Return the listing below in full, with every line exactly as it is.

########

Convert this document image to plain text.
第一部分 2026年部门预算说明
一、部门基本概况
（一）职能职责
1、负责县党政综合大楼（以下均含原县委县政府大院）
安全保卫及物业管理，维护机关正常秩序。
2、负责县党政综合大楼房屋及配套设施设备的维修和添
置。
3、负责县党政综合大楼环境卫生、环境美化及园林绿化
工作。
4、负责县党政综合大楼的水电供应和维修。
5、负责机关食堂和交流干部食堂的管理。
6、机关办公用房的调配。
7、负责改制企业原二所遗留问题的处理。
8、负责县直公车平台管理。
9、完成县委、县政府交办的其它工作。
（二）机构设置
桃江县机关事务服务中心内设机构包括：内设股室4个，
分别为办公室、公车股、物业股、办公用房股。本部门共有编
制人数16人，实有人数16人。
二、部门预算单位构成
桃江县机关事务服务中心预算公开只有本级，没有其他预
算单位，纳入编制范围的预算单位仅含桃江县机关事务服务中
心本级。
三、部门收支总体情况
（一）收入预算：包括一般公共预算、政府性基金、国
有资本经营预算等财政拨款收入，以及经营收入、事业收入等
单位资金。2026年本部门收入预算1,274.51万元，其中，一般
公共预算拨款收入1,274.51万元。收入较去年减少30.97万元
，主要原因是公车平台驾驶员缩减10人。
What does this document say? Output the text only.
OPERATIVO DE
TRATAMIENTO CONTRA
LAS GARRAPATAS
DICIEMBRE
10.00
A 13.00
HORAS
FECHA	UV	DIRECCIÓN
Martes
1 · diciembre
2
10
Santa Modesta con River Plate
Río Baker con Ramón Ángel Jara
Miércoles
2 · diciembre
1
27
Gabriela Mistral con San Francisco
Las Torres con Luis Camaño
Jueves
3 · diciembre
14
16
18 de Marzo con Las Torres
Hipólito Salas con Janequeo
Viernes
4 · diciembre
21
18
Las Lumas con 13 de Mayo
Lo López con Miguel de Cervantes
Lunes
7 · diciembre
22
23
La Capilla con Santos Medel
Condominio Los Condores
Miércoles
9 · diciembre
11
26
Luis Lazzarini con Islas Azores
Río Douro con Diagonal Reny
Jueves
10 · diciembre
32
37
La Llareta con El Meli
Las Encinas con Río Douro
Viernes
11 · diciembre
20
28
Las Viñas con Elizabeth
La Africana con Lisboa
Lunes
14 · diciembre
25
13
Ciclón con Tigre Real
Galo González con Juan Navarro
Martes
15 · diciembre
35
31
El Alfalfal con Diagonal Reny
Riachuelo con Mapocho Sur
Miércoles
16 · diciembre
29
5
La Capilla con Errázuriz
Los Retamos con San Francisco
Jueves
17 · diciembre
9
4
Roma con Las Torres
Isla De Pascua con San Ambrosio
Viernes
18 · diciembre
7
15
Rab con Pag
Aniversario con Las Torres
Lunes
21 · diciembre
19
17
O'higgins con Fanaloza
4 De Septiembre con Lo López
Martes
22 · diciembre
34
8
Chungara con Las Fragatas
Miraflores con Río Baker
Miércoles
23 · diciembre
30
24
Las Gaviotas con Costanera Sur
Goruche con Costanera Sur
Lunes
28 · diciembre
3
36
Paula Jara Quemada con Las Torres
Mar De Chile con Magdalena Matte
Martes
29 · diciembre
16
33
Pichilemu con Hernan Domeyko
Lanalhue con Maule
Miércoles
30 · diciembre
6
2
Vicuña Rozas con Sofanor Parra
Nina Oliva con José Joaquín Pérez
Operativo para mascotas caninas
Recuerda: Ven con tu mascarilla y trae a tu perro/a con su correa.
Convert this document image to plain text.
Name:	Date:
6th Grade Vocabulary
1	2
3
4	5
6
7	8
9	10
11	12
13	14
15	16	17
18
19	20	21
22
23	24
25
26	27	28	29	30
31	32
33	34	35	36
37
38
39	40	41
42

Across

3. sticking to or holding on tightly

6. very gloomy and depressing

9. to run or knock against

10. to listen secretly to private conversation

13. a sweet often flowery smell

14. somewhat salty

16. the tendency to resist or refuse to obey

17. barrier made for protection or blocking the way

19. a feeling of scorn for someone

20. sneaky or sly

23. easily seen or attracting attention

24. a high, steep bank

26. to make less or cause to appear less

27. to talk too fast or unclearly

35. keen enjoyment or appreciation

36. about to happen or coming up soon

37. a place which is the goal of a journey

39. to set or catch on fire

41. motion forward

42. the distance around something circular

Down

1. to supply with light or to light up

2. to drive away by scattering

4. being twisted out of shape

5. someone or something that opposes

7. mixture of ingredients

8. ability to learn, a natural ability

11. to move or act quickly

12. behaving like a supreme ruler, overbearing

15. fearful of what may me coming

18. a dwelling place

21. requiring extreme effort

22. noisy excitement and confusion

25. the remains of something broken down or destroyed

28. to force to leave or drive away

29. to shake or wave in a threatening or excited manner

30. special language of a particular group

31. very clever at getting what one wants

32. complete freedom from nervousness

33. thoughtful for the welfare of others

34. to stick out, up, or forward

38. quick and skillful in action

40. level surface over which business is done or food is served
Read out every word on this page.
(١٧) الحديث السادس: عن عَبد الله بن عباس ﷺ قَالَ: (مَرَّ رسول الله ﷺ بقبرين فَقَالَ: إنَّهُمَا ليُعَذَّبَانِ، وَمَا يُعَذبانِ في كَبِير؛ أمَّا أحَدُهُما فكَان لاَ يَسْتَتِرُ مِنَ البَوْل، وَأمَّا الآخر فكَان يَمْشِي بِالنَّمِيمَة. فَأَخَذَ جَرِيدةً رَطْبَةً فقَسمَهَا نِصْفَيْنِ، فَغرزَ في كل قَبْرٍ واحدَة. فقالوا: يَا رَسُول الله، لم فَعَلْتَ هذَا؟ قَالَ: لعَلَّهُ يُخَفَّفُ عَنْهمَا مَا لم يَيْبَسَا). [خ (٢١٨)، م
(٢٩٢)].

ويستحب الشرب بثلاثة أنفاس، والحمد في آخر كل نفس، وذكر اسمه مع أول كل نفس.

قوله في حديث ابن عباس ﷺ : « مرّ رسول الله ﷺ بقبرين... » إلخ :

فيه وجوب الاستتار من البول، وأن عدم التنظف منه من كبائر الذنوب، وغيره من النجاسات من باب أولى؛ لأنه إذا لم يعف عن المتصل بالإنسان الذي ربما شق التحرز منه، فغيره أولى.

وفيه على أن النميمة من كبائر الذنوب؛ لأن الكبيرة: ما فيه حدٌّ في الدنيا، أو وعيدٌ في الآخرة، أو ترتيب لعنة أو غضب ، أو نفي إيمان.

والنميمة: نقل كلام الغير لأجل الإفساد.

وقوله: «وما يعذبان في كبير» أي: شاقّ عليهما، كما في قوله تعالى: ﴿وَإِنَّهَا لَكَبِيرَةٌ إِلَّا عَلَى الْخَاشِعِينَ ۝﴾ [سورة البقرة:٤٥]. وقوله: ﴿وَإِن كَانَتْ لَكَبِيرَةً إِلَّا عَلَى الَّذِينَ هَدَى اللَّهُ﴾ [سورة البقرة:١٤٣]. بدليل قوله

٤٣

########

Correct result =>
Convert this document image to plain text.
第一部分 2026年部门预算说明
一、部门基本概况
（一）职能职责
1、负责县党政综合大楼（以下均含原县委县政府大院）
安全保卫及物业管理，维护机关正常秩序。
2、负责县党政综合大楼房屋及配套设施设备的维修和添
置。
3、负责县党政综合大楼环境卫生、环境美化及园林绿化
工作。
4、负责县党政综合大楼的水电供应和维修。
5、负责机关食堂和交流干部食堂的管理。
6、机关办公用房的调配。
7、负责改制企业原二所遗留问题的处理。
8、负责县直公车平台管理。
9、完成县委、县政府交办的其它工作。
（二）机构设置
桃江县机关事务服务中心内设机构包括：内设股室4个，
分别为办公室、公车股、物业股、办公用房股。本部门共有编
制人数16人，实有人数16人。
二、部门预算单位构成
桃江县机关事务服务中心预算公开只有本级，没有其他预
算单位，纳入编制范围的预算单位仅含桃江县机关事务服务中
心本级。
三、部门收支总体情况
（一）收入预算：包括一般公共预算、政府性基金、国
有资本经营预算等财政拨款收入，以及经营收入、事业收入等
单位资金。2026年本部门收入预算1,274.51万元，其中，一般
公共预算拨款收入1,274.51万元。收入较去年减少30.97万元
，主要原因是公车平台驾驶员缩减10人。
What does this document say? Output the text only.
OPERATIVO DE
TRATAMIENTO CONTRA
LAS GARRAPATAS
DICIEMBRE
10.00
A 13.00
HORAS
FECHA	UV	DIRECCIÓN
Martes
1 · diciembre
2
10
Santa Modesta con River Plate
Río Baker con Ramón Ángel Jara
Miércoles
2 · diciembre
1
27
Gabriela Mistral con San Francisco
Las Torres con Luis Camaño
Jueves
3 · diciembre
14
16
18 de Marzo con Las Torres
Hipólito Salas con Janequeo
Viernes
4 · diciembre
21
18
Las Lumas con 13 de Mayo
Lo López con Miguel de Cervantes
Lunes
7 · diciembre
22
23
La Capilla con Santos Medel
Condominio Los Condores
Miércoles
9 · diciembre
11
26
Luis Lazzarini con Islas Azores
Río Douro con Diagonal Reny
Jueves
10 · diciembre
32
37
La Llareta con El Meli
Las Encinas con Río Douro
Viernes
11 · diciembre
20
28
Las Viñas con Elizabeth
La Africana con Lisboa
Lunes
14 · diciembre
25
13
Ciclón con Tigre Real
Galo González con Juan Navarro
Martes
15 · diciembre
35
31
El Alfalfal con Diagonal Reny
Riachuelo con Mapocho Sur
Miércoles
16 · diciembre
29
5
La Capilla con Errázuriz
Los Retamos con San Francisco
Jueves
17 · diciembre
9
4
Roma con Las Torres
Isla De Pascua con San Ambrosio
Viernes
18 · diciembre
7
15
Rab con Pag
Aniversario con Las Torres
Lunes
21 · diciembre
19
17
O'higgins con Fanaloza
4 De Septiembre con Lo López
Martes
22 · diciembre
34
8
Chungara con Las Fragatas
Miraflores con Río Baker
Miércoles
23 · diciembre
30
24
Las Gaviotas con Costanera Sur
Goruche con Costanera Sur
Lunes
28 · diciembre
3
36
Paula Jara Quemada con Las Torres
Mar De Chile con Magdalena Matte
Martes
29 · diciembre
16
33
Pichilemu con Hernan Domeyko
Lanalhue con Maule
Miércoles
30 · diciembre
6
2
Vicuña Rozas con Sofanor Parra
Nina Oliva con José Joaquín Pérez
Operativo para mascotas caninas
Recuerda: Ven con tu mascarilla y trae a tu perro/a con su correa.
Convert this document image to plain text.
Name:	Date:
6th Grade Vocabulary
1	2
3
4	5
6
7	8
9	10
11	12
13	14
15	16	17
18
19	20	21
22
23	24
25
26	27	28	29	30
31	32
33	34	35	36
37
38
39	40	41
42

Across

3. sticking to or holding on tightly

6. very gloomy and depressing

9. to run or knock against

10. to listen secretly to private conversation

13. a sweet often flowery smell

14. somewhat salty

16. the tendency to resist or refuse to obey

17. barrier made for protection or blocking the way

19. a feeling of scorn for someone

20. sneaky or sly

23. easily seen or attracting attention

24. a high, steep bank

26. to make less or cause to appear less

27. to talk too fast or unclearly

35. keen enjoyment or appreciation

36. about to happen or coming up soon

37. a place which is the goal of a journey

39. to set or catch on fire

41. motion forward

42. the distance around something circular

Down

1. to supply with light or to light up

2. to drive away by scattering

4. being twisted out of shape

5. someone or something that opposes

7. mixture of ingredients

8. ability to learn, a natural ability

11. to move or act quickly

12. behaving like a supreme ruler, overbearing

15. fearful of what may me coming

18. a dwelling place

21. requiring extreme effort

22. noisy excitement and confusion

25. the remains of something broken down or destroyed

28. to force to leave or drive away

29. to shake or wave in a threatening or excited manner

30. special language of a particular group

31. very clever at getting what one wants

32. complete freedom from nervousness

33. thoughtful for the welfare of others

34. to stick out, up, or forward

38. quick and skillful in action

40. level surface over which business is done or food is served
Read out every word on this page.
(١٧) الحديث السادس: عن عَبد الله بن عباس ﷺ قَالَ: (مَرَّ رسول الله ﷺ بقبرين فَقَالَ: إنَّهُمَا ليُعَذَّبَانِ، وَمَا يُعَذبانِ في كَبِير؛ أمَّا أحَدُهُما فكَان لاَ يَسْتَتِرُ مِنَ البَوْل، وَأمَّا الآخر فكَان يَمْشِي بِالنَّمِيمَة. فَأَخَذَ جَرِيدةً رَطْبَةً فقَسمَهَا نِصْفَيْنِ، فَغرزَ في كل قَبْرٍ واحدَة. فقالوا: يَا رَسُول الله، لم فَعَلْتَ هذَا؟ قَالَ: لعَلَّهُ يُخَفَّفُ عَنْهمَا مَا لم يَيْبَسَا). [خ (٢١٨)، م
(٢٩٢)].

ويستحب الشرب بثلاثة أنفاس، والحمد في آخر كل نفس، وذكر اسمه مع أول كل نفس.

قوله في حديث ابن عباس ﷺ : « مرّ رسول الله ﷺ بقبرين... » إلخ :

فيه وجوب الاستتار من البول، وأن عدم التنظف منه من كبائر الذنوب، وغيره من النجاسات من باب أولى؛ لأنه إذا لم يعف عن المتصل بالإنسان الذي ربما شق التحرز منه، فغيره أولى.

وفيه على أن النميمة من كبائر الذنوب؛ لأن الكبيرة: ما فيه حدٌّ في الدنيا، أو وعيدٌ في الآخرة، أو ترتيب لعنة أو غضب ، أو نفي إيمان.

والنميمة: نقل كلام الغير لأجل الإفساد.

وقوله: «وما يعذبان في كبير» أي: شاقّ عليهما، كما في قوله تعالى: ﴿وَإِنَّهَا لَكَبِيرَةٌ إِلَّا عَلَى الْخَاشِعِينَ ۝﴾ [سورة البقرة:٤٥]. وقوله: ﴿وَإِن كَانَتْ لَكَبِيرَةً إِلَّا عَلَى الَّذِينَ هَدَى اللَّهُ﴾ [سورة البقرة:١٤٣]. بدليل قوله

٤٣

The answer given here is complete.